» **What is asked**:
Leave out the images and repeat the listing below without a single change.

::: Records

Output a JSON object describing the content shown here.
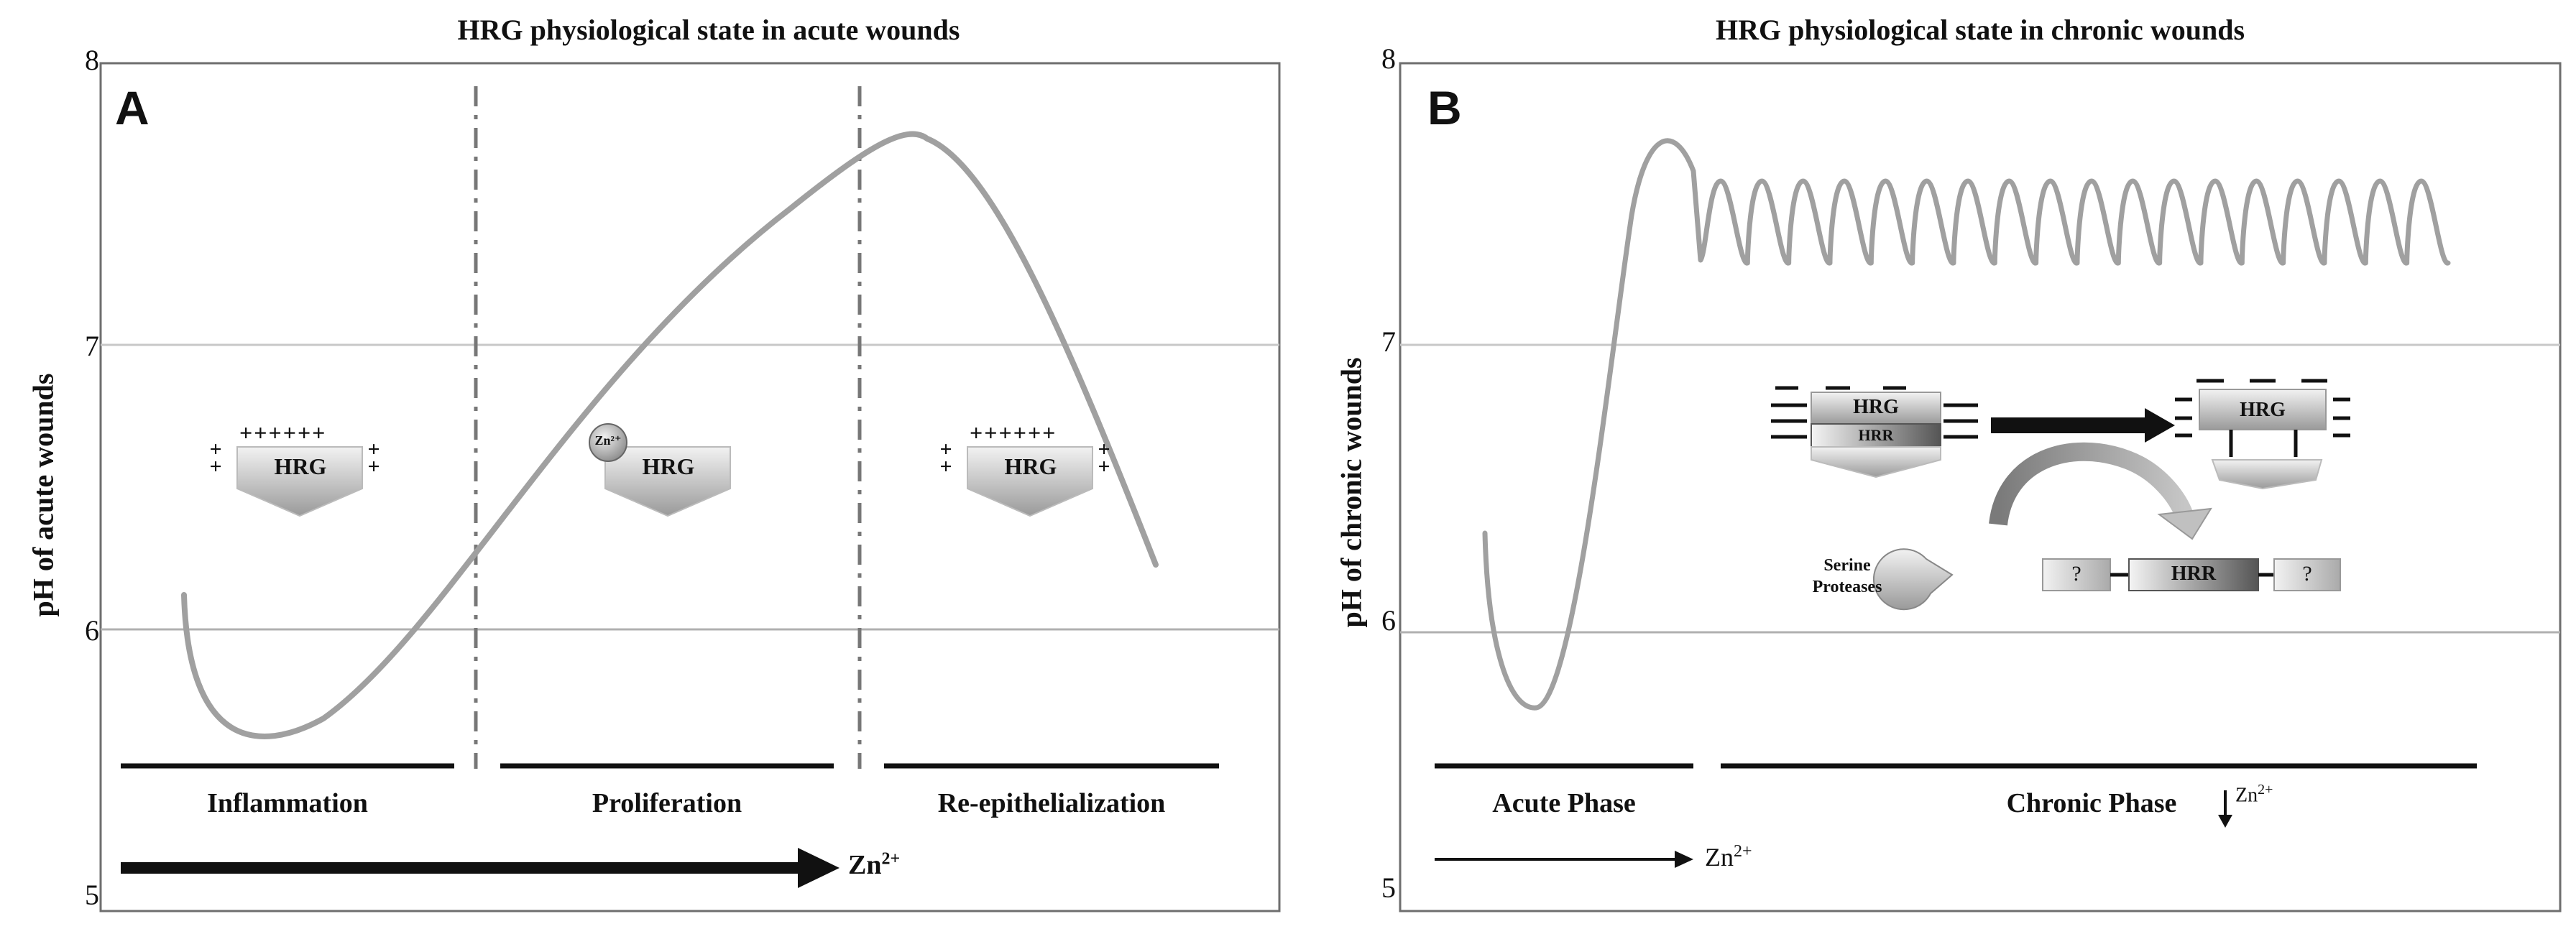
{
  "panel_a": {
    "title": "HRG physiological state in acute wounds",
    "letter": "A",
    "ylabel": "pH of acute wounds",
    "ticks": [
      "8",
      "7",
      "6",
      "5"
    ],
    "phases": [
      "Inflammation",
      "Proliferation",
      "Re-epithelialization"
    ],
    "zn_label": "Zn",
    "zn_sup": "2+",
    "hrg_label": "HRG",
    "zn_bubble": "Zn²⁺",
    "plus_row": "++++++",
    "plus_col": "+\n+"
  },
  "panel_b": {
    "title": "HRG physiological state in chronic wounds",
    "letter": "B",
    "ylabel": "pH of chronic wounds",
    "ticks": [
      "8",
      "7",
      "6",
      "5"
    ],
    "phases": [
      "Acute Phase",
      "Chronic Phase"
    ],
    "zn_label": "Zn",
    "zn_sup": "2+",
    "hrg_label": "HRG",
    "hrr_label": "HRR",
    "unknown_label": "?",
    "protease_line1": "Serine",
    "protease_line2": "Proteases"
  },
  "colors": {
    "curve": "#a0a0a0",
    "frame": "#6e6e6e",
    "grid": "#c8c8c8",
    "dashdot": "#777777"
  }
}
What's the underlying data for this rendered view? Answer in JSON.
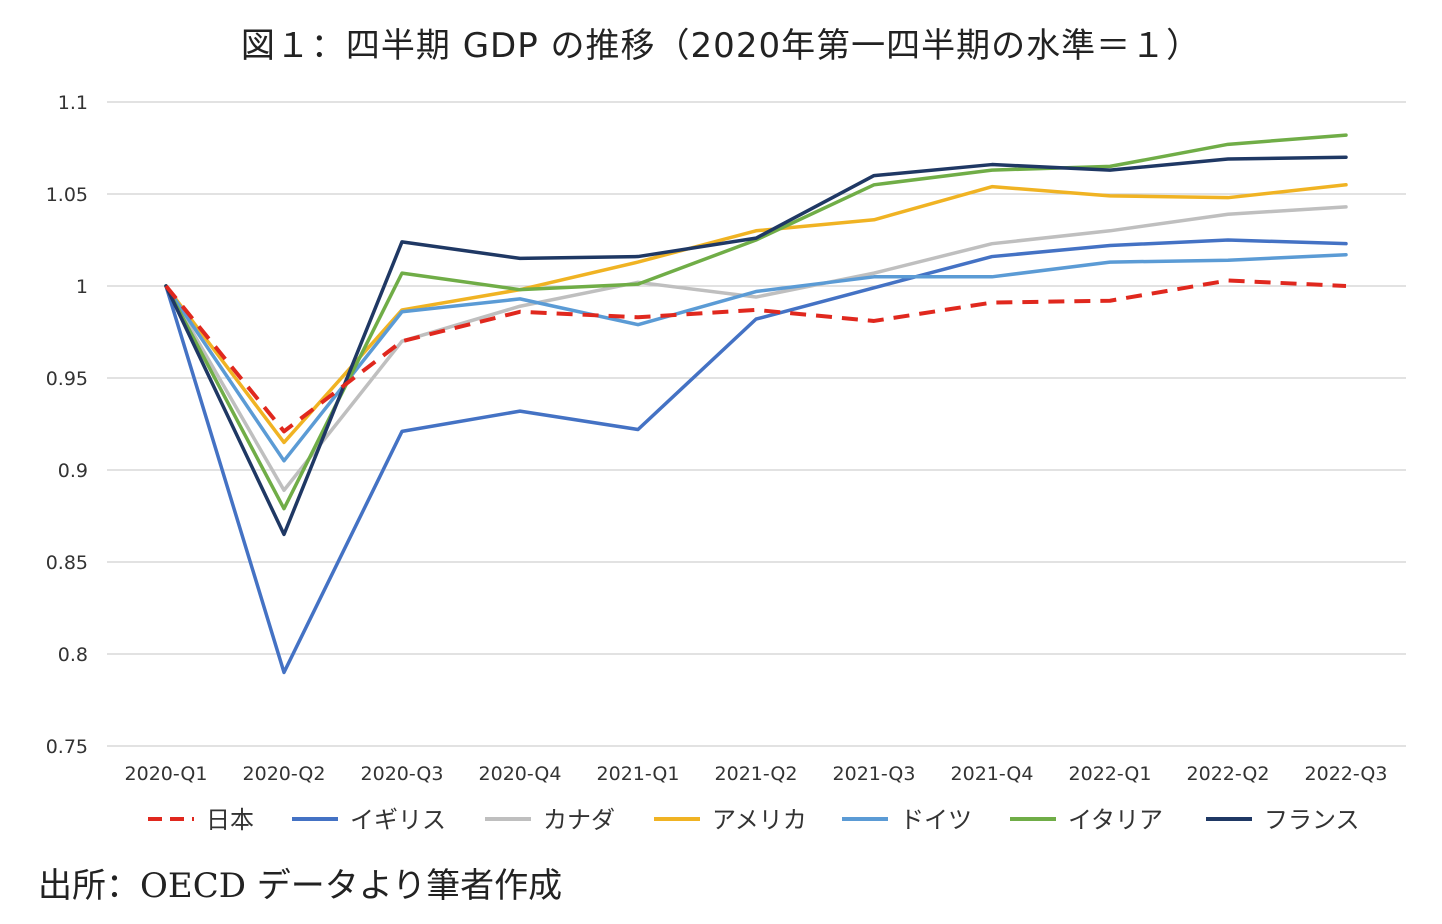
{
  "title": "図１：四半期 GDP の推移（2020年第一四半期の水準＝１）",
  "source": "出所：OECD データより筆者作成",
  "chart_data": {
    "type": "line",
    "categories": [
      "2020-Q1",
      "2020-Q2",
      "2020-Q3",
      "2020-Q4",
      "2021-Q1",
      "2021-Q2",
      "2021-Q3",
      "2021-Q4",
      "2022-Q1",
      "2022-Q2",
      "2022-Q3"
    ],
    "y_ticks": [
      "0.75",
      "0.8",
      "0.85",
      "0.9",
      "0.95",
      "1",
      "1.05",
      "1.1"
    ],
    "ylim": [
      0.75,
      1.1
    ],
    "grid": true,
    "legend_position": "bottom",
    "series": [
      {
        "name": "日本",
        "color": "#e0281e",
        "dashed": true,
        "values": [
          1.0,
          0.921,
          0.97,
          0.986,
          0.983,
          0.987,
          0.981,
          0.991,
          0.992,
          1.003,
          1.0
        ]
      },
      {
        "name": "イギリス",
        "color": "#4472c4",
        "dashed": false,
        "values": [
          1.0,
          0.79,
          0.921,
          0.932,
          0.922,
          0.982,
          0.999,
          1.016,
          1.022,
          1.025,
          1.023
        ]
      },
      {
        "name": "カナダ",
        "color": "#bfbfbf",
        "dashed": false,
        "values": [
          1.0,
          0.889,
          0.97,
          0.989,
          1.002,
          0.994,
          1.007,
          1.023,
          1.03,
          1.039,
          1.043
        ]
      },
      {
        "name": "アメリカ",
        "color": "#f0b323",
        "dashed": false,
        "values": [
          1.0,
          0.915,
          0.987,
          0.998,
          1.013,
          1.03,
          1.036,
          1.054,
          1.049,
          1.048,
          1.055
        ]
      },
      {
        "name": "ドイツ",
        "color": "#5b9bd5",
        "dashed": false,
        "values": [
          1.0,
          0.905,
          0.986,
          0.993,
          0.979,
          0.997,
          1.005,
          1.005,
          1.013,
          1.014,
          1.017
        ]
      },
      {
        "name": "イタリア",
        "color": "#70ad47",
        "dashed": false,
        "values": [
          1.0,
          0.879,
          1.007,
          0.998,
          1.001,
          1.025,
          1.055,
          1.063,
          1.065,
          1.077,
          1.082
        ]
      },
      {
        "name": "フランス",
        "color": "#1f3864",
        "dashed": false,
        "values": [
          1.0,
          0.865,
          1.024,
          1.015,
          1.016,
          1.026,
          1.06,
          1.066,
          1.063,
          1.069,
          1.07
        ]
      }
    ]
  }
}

::::::

» **Expected answer**:
Output a JSON object describing the content shown here.
{
  "panel_a": {
    "title": "HRG physiological state in acute wounds",
    "letter": "A",
    "ylabel": "pH of acute wounds",
    "ticks": [
      "8",
      "7",
      "6",
      "5"
    ],
    "phases": [
      "Inflammation",
      "Proliferation",
      "Re-epithelialization"
    ],
    "zn_label": "Zn",
    "zn_sup": "2+",
    "hrg_label": "HRG",
    "zn_bubble": "Zn²⁺",
    "plus_row": "++++++",
    "plus_col": "+\n+"
  },
  "panel_b": {
    "title": "HRG physiological state in chronic wounds",
    "letter": "B",
    "ylabel": "pH of chronic wounds",
    "ticks": [
      "8",
      "7",
      "6",
      "5"
    ],
    "phases": [
      "Acute Phase",
      "Chronic Phase"
    ],
    "zn_label": "Zn",
    "zn_sup": "2+",
    "hrg_label": "HRG",
    "hrr_label": "HRR",
    "unknown_label": "?",
    "protease_line1": "Serine",
    "protease_line2": "Proteases"
  },
  "colors": {
    "curve": "#a0a0a0",
    "frame": "#6e6e6e",
    "grid": "#c8c8c8",
    "dashdot": "#777777"
  }
}
What's the underlying data for this rendered view? Answer in JSON.
{
  "title": "図１：四半期 GDP の推移（2020年第一四半期の水準＝１）",
  "source": "出所：OECD データより筆者作成",
  "chart_data": {
    "type": "line",
    "categories": [
      "2020-Q1",
      "2020-Q2",
      "2020-Q3",
      "2020-Q4",
      "2021-Q1",
      "2021-Q2",
      "2021-Q3",
      "2021-Q4",
      "2022-Q1",
      "2022-Q2",
      "2022-Q3"
    ],
    "y_ticks": [
      "0.75",
      "0.8",
      "0.85",
      "0.9",
      "0.95",
      "1",
      "1.05",
      "1.1"
    ],
    "ylim": [
      0.75,
      1.1
    ],
    "grid": true,
    "legend_position": "bottom",
    "series": [
      {
        "name": "日本",
        "color": "#e0281e",
        "dashed": true,
        "values": [
          1.0,
          0.921,
          0.97,
          0.986,
          0.983,
          0.987,
          0.981,
          0.991,
          0.992,
          1.003,
          1.0
        ]
      },
      {
        "name": "イギリス",
        "color": "#4472c4",
        "dashed": false,
        "values": [
          1.0,
          0.79,
          0.921,
          0.932,
          0.922,
          0.982,
          0.999,
          1.016,
          1.022,
          1.025,
          1.023
        ]
      },
      {
        "name": "カナダ",
        "color": "#bfbfbf",
        "dashed": false,
        "values": [
          1.0,
          0.889,
          0.97,
          0.989,
          1.002,
          0.994,
          1.007,
          1.023,
          1.03,
          1.039,
          1.043
        ]
      },
      {
        "name": "アメリカ",
        "color": "#f0b323",
        "dashed": false,
        "values": [
          1.0,
          0.915,
          0.987,
          0.998,
          1.013,
          1.03,
          1.036,
          1.054,
          1.049,
          1.048,
          1.055
        ]
      },
      {
        "name": "ドイツ",
        "color": "#5b9bd5",
        "dashed": false,
        "values": [
          1.0,
          0.905,
          0.986,
          0.993,
          0.979,
          0.997,
          1.005,
          1.005,
          1.013,
          1.014,
          1.017
        ]
      },
      {
        "name": "イタリア",
        "color": "#70ad47",
        "dashed": false,
        "values": [
          1.0,
          0.879,
          1.007,
          0.998,
          1.001,
          1.025,
          1.055,
          1.063,
          1.065,
          1.077,
          1.082
        ]
      },
      {
        "name": "フランス",
        "color": "#1f3864",
        "dashed": false,
        "values": [
          1.0,
          0.865,
          1.024,
          1.015,
          1.016,
          1.026,
          1.06,
          1.066,
          1.063,
          1.069,
          1.07
        ]
      }
    ]
  }
}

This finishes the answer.